[Data records]
[BEGIN]

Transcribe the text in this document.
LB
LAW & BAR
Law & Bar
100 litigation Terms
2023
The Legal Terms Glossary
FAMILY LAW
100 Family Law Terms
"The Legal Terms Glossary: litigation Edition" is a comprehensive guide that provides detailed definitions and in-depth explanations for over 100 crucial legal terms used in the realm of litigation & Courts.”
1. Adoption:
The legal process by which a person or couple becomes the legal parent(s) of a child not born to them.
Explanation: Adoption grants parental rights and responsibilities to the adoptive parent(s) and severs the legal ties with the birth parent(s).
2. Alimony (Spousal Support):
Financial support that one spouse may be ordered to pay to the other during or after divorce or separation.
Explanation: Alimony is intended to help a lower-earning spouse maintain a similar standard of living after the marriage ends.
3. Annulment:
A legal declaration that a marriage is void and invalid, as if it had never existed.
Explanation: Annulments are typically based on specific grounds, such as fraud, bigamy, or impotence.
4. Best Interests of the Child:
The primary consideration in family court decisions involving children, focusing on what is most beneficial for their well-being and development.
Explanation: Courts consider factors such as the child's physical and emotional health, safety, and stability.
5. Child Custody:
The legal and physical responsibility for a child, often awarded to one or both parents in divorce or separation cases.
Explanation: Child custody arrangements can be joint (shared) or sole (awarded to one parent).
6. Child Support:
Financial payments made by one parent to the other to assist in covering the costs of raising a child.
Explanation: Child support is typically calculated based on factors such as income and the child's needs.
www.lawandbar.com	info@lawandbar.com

[END]

BRIEF =>
Scan the entries above for the word "Financial" and collect each line holding it.

REPLY =>
Financial support that one spouse may be ordered to pay to the other during or after divorce or separation.
Financial payments made by one parent to the other to assist in covering the costs of raising a child.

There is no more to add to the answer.